Collection entries:
= = = =

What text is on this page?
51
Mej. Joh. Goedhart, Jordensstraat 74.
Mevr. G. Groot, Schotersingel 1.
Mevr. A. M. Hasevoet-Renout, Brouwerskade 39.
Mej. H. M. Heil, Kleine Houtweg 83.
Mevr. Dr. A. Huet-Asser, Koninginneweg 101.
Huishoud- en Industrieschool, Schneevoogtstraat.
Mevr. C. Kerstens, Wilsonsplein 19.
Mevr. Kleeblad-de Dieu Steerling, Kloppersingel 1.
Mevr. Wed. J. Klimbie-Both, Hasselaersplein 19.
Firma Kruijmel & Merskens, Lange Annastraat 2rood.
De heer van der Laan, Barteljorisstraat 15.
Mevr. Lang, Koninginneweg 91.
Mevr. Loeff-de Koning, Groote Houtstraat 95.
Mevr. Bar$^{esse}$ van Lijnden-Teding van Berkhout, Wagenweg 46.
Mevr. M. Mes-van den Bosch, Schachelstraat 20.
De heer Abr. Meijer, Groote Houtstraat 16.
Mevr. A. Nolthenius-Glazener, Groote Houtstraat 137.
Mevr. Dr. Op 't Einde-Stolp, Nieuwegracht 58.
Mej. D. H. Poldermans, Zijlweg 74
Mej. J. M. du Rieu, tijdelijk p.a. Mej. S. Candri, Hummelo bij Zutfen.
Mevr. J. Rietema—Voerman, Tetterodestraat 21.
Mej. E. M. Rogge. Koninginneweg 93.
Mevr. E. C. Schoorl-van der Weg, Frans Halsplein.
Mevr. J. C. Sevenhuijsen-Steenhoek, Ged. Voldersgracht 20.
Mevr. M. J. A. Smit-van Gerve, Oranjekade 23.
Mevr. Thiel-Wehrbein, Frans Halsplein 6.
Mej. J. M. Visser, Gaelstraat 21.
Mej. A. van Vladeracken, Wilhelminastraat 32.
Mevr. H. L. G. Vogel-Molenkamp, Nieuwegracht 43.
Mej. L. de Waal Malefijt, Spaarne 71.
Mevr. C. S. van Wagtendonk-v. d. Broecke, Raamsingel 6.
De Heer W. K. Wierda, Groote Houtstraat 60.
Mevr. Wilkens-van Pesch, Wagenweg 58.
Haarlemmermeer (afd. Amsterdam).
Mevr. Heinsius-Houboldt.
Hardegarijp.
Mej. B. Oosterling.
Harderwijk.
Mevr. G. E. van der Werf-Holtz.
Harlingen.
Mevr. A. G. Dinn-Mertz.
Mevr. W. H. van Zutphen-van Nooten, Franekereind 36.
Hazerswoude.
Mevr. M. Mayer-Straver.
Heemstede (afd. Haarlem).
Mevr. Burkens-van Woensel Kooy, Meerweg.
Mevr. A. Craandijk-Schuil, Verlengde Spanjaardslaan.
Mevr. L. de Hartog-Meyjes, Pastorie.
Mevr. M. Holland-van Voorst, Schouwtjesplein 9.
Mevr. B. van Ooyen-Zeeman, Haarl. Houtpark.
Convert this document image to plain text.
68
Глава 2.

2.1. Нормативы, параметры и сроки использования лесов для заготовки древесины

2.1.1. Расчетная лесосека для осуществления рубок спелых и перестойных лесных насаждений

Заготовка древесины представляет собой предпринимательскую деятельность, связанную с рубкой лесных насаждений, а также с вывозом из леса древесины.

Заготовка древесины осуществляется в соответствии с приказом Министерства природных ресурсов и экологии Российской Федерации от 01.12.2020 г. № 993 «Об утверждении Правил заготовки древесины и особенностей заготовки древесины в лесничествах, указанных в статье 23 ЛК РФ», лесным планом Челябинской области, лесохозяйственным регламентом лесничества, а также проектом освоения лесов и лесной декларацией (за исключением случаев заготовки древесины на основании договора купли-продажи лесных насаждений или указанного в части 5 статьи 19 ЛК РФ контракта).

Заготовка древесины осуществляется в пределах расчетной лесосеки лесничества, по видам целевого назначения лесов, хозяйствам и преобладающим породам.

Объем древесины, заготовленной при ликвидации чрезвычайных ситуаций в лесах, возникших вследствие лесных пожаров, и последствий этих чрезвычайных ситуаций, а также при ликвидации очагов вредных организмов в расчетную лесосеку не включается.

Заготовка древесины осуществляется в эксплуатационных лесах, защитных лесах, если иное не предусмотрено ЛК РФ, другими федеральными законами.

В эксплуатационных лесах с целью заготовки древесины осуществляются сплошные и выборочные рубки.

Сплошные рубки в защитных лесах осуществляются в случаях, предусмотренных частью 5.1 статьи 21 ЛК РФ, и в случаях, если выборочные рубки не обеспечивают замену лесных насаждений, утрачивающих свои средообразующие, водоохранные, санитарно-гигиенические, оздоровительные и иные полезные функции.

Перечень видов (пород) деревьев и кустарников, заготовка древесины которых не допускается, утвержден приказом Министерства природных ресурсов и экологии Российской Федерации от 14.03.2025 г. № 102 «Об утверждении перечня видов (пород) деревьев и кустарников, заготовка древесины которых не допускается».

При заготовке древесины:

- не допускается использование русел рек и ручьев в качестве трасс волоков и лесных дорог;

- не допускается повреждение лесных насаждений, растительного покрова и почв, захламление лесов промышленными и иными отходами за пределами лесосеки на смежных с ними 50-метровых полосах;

= = = =

* [WHAT YOU SHOULD DO]:
Copy the material above back out, exactly as written.

* [REPLY TO THE EXERCISE]:
What text is on this page?
51
Mej. Joh. Goedhart, Jordensstraat 74.
Mevr. G. Groot, Schotersingel 1.
Mevr. A. M. Hasevoet-Renout, Brouwerskade 39.
Mej. H. M. Heil, Kleine Houtweg 83.
Mevr. Dr. A. Huet-Asser, Koninginneweg 101.
Huishoud- en Industrieschool, Schneevoogtstraat.
Mevr. C. Kerstens, Wilsonsplein 19.
Mevr. Kleeblad-de Dieu Steerling, Kloppersingel 1.
Mevr. Wed. J. Klimbie-Both, Hasselaersplein 19.
Firma Kruijmel & Merskens, Lange Annastraat 2rood.
De heer van der Laan, Barteljorisstraat 15.
Mevr. Lang, Koninginneweg 91.
Mevr. Loeff-de Koning, Groote Houtstraat 95.
Mevr. Bar$^{esse}$ van Lijnden-Teding van Berkhout, Wagenweg 46.
Mevr. M. Mes-van den Bosch, Schachelstraat 20.
De heer Abr. Meijer, Groote Houtstraat 16.
Mevr. A. Nolthenius-Glazener, Groote Houtstraat 137.
Mevr. Dr. Op 't Einde-Stolp, Nieuwegracht 58.
Mej. D. H. Poldermans, Zijlweg 74
Mej. J. M. du Rieu, tijdelijk p.a. Mej. S. Candri, Hummelo bij Zutfen.
Mevr. J. Rietema—Voerman, Tetterodestraat 21.
Mej. E. M. Rogge. Koninginneweg 93.
Mevr. E. C. Schoorl-van der Weg, Frans Halsplein.
Mevr. J. C. Sevenhuijsen-Steenhoek, Ged. Voldersgracht 20.
Mevr. M. J. A. Smit-van Gerve, Oranjekade 23.
Mevr. Thiel-Wehrbein, Frans Halsplein 6.
Mej. J. M. Visser, Gaelstraat 21.
Mej. A. van Vladeracken, Wilhelminastraat 32.
Mevr. H. L. G. Vogel-Molenkamp, Nieuwegracht 43.
Mej. L. de Waal Malefijt, Spaarne 71.
Mevr. C. S. van Wagtendonk-v. d. Broecke, Raamsingel 6.
De Heer W. K. Wierda, Groote Houtstraat 60.
Mevr. Wilkens-van Pesch, Wagenweg 58.
Haarlemmermeer (afd. Amsterdam).
Mevr. Heinsius-Houboldt.
Hardegarijp.
Mej. B. Oosterling.
Harderwijk.
Mevr. G. E. van der Werf-Holtz.
Harlingen.
Mevr. A. G. Dinn-Mertz.
Mevr. W. H. van Zutphen-van Nooten, Franekereind 36.
Hazerswoude.
Mevr. M. Mayer-Straver.
Heemstede (afd. Haarlem).
Mevr. Burkens-van Woensel Kooy, Meerweg.
Mevr. A. Craandijk-Schuil, Verlengde Spanjaardslaan.
Mevr. L. de Hartog-Meyjes, Pastorie.
Mevr. M. Holland-van Voorst, Schouwtjesplein 9.
Mevr. B. van Ooyen-Zeeman, Haarl. Houtpark.
Convert this document image to plain text.
68
Глава 2.

2.1. Нормативы, параметры и сроки использования лесов для заготовки древесины

2.1.1. Расчетная лесосека для осуществления рубок спелых и перестойных лесных насаждений

Заготовка древесины представляет собой предпринимательскую деятельность, связанную с рубкой лесных насаждений, а также с вывозом из леса древесины.

Заготовка древесины осуществляется в соответствии с приказом Министерства природных ресурсов и экологии Российской Федерации от 01.12.2020 г. № 993 «Об утверждении Правил заготовки древесины и особенностей заготовки древесины в лесничествах, указанных в статье 23 ЛК РФ», лесным планом Челябинской области, лесохозяйственным регламентом лесничества, а также проектом освоения лесов и лесной декларацией (за исключением случаев заготовки древесины на основании договора купли-продажи лесных насаждений или указанного в части 5 статьи 19 ЛК РФ контракта).

Заготовка древесины осуществляется в пределах расчетной лесосеки лесничества, по видам целевого назначения лесов, хозяйствам и преобладающим породам.

Объем древесины, заготовленной при ликвидации чрезвычайных ситуаций в лесах, возникших вследствие лесных пожаров, и последствий этих чрезвычайных ситуаций, а также при ликвидации очагов вредных организмов в расчетную лесосеку не включается.

Заготовка древесины осуществляется в эксплуатационных лесах, защитных лесах, если иное не предусмотрено ЛК РФ, другими федеральными законами.

В эксплуатационных лесах с целью заготовки древесины осуществляются сплошные и выборочные рубки.

Сплошные рубки в защитных лесах осуществляются в случаях, предусмотренных частью 5.1 статьи 21 ЛК РФ, и в случаях, если выборочные рубки не обеспечивают замену лесных насаждений, утрачивающих свои средообразующие, водоохранные, санитарно-гигиенические, оздоровительные и иные полезные функции.

Перечень видов (пород) деревьев и кустарников, заготовка древесины которых не допускается, утвержден приказом Министерства природных ресурсов и экологии Российской Федерации от 14.03.2025 г. № 102 «Об утверждении перечня видов (пород) деревьев и кустарников, заготовка древесины которых не допускается».

При заготовке древесины:

- не допускается использование русел рек и ручьев в качестве трасс волоков и лесных дорог;

- не допускается повреждение лесных насаждений, растительного покрова и почв, захламление лесов промышленными и иными отходами за пределами лесосеки на смежных с ними 50-метровых полосах;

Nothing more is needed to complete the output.